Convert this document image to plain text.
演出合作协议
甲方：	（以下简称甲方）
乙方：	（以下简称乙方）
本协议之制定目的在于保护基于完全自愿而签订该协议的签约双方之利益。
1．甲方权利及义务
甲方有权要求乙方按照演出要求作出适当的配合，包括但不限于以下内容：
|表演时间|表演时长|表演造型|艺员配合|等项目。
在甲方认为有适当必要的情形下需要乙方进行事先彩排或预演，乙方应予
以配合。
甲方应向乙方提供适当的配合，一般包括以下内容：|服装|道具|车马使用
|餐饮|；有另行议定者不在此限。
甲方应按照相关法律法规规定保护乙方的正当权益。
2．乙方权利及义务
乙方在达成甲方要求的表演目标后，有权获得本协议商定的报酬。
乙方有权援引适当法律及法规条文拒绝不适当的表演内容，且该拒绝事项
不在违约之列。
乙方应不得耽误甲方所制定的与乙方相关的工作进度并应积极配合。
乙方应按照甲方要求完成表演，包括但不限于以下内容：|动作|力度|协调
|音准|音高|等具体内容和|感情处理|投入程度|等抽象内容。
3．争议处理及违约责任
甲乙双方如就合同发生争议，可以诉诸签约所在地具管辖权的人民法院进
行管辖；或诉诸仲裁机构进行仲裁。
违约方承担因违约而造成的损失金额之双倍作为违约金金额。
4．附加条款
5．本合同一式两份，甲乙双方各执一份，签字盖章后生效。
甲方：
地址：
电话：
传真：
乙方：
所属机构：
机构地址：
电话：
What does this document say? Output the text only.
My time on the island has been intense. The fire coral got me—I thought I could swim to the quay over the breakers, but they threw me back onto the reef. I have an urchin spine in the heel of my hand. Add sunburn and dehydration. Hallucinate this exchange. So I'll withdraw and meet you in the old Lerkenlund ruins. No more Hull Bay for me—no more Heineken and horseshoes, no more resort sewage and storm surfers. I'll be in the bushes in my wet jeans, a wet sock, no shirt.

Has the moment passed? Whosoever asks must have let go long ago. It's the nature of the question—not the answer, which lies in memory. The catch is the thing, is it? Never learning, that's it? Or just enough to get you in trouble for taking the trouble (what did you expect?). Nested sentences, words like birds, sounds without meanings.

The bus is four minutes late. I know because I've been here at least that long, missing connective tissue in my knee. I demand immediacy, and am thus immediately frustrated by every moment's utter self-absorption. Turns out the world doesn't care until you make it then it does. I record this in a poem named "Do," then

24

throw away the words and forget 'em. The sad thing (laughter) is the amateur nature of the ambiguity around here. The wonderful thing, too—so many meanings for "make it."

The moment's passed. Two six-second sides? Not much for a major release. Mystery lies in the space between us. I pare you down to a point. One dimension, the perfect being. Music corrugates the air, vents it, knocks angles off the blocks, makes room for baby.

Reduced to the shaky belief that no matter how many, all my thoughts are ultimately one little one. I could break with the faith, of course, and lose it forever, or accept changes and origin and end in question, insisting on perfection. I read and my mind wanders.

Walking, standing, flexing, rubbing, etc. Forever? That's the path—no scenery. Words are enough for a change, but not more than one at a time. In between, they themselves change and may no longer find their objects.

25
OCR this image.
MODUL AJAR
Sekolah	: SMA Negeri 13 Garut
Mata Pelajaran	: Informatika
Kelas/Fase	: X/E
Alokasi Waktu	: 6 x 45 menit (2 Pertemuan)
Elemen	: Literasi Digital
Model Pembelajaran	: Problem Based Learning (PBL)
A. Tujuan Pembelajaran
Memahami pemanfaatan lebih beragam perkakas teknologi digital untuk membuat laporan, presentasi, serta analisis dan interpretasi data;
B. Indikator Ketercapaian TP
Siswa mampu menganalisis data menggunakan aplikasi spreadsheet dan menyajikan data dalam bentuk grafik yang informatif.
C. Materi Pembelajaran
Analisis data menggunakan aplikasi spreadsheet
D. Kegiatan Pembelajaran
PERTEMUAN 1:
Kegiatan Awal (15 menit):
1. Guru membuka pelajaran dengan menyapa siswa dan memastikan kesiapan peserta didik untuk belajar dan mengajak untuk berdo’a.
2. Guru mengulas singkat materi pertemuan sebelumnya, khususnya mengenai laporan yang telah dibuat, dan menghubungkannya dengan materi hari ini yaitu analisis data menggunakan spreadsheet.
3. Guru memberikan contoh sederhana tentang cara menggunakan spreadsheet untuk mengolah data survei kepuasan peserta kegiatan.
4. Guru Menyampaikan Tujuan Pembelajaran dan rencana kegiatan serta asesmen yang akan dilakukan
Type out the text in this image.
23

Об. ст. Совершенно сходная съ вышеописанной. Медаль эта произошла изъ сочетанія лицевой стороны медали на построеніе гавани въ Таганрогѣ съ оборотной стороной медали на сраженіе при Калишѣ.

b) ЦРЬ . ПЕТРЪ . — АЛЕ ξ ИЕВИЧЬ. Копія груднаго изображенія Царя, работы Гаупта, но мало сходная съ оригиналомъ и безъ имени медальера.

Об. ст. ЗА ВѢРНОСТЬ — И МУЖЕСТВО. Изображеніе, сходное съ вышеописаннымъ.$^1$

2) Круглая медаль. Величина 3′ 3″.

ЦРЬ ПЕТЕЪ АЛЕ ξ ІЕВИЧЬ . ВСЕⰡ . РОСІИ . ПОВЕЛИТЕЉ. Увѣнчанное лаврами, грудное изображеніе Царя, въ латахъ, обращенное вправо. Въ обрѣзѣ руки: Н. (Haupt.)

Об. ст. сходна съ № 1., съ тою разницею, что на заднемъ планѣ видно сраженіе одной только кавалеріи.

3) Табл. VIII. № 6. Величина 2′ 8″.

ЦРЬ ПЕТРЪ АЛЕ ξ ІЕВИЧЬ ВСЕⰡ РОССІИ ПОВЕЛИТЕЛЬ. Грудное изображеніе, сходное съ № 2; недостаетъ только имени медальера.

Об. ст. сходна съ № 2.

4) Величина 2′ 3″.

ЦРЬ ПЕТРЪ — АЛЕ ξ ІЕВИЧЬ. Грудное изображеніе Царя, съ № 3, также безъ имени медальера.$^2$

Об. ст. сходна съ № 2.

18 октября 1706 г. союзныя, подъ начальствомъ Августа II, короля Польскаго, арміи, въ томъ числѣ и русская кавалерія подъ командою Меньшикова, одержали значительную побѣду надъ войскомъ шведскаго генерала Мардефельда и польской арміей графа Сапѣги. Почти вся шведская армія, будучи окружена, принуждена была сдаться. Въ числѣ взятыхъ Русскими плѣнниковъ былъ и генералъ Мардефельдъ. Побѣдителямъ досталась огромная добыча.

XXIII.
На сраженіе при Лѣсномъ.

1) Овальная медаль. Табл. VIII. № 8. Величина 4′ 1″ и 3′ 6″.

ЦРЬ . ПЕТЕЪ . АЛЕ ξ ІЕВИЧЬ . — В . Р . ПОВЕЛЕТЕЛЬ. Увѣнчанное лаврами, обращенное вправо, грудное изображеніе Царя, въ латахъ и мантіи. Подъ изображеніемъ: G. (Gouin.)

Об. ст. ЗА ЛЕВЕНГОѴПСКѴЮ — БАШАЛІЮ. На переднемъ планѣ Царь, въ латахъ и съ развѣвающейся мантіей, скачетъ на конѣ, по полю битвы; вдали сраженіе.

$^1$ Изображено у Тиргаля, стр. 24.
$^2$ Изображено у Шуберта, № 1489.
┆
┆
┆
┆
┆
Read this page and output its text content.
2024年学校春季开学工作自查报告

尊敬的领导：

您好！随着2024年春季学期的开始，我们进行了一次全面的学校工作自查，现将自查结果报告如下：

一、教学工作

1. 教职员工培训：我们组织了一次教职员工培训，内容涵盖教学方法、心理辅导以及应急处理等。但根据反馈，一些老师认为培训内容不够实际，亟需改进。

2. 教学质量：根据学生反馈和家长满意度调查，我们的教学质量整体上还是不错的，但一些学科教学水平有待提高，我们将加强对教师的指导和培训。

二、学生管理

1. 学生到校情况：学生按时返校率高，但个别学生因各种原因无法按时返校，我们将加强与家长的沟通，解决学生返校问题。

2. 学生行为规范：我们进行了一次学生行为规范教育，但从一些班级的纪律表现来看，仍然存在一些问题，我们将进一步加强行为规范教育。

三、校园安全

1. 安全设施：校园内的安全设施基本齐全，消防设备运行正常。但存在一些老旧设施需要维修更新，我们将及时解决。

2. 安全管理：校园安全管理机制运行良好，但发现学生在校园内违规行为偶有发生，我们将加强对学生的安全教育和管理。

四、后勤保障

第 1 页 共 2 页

▶ To do
Copy all lines from the data that hold the word "passed".

▶ Exercise response
Has the moment passed? Whosoever asks must have let go long ago. It's the nature of the question—not the answer, which lies in memory. The catch is the thing, is it? Never learning, that's it? Or just enough to get you in trouble for taking the trouble (what did you expect?). Nested sentences, words like birds, sounds without meanings.
The moment's passed. Two six-second sides? Not much for a major release. Mystery lies in the space between us. I pare you down to a point. One dimension, the perfect being. Music corrugates the air, vents it, knocks angles off the blocks, makes room for baby.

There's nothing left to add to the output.